__WHAT YOU WILL DO__:
Pull out from the material below all lines with "werd".

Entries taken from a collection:
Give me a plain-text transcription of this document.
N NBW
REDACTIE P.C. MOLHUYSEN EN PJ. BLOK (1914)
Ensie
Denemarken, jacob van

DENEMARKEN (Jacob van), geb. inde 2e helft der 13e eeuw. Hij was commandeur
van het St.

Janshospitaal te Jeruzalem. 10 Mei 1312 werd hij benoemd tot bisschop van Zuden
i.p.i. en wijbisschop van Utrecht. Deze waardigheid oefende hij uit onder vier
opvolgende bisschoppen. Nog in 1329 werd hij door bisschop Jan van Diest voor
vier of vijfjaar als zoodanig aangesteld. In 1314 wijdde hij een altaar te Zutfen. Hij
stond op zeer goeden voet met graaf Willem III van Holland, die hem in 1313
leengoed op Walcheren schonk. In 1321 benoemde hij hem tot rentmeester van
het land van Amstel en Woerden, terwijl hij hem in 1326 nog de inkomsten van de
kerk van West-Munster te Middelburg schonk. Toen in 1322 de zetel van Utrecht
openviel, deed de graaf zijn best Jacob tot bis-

==

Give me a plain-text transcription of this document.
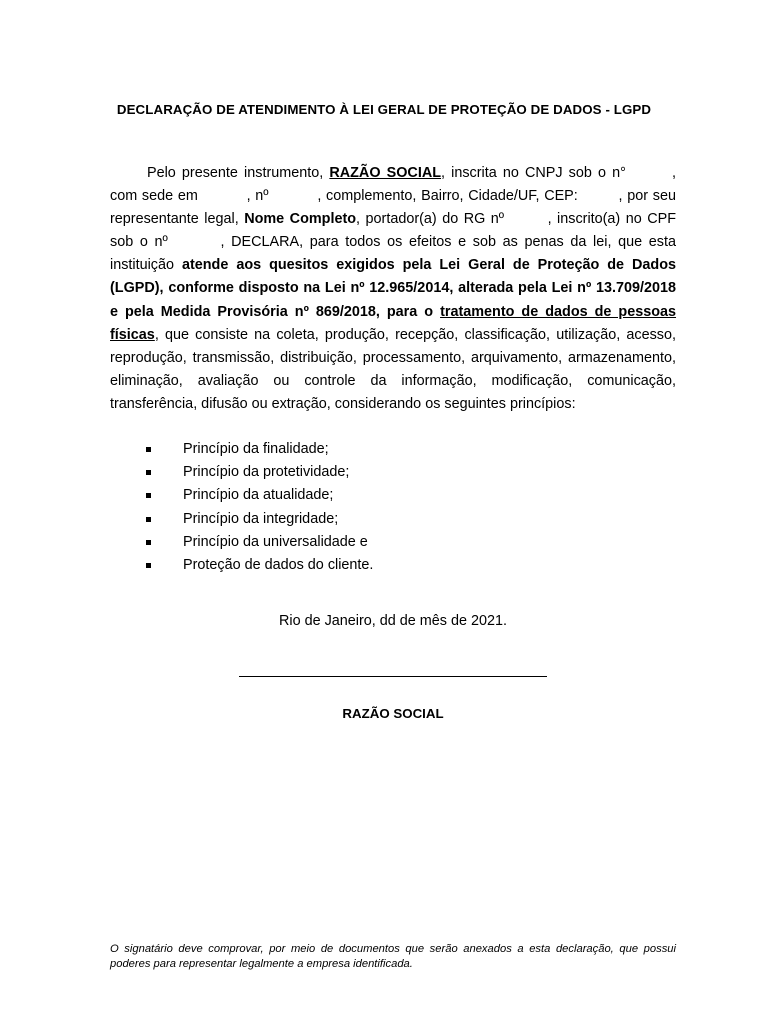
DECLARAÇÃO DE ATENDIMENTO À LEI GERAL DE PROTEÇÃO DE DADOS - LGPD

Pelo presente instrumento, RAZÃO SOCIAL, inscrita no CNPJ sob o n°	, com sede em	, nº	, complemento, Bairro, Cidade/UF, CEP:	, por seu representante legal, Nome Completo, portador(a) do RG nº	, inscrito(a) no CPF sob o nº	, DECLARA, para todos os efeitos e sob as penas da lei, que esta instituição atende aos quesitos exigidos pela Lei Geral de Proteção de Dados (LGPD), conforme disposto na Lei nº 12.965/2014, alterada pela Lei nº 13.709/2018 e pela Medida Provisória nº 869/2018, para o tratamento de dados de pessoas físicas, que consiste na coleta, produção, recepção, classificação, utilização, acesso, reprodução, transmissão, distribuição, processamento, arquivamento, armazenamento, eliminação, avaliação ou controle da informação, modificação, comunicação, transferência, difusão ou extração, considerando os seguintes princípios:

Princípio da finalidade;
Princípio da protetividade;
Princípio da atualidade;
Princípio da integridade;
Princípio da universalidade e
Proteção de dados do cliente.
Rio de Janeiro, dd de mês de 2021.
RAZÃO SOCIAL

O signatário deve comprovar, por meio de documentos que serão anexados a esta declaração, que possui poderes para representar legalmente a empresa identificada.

__TASK RESPONSE__:
Janshospitaal te Jeruzalem. 10 Mei 1312 werd hij benoemd tot bisschop van Zuden
opvolgende bisschoppen. Nog in 1329 werd hij door bisschop Jan van Diest voor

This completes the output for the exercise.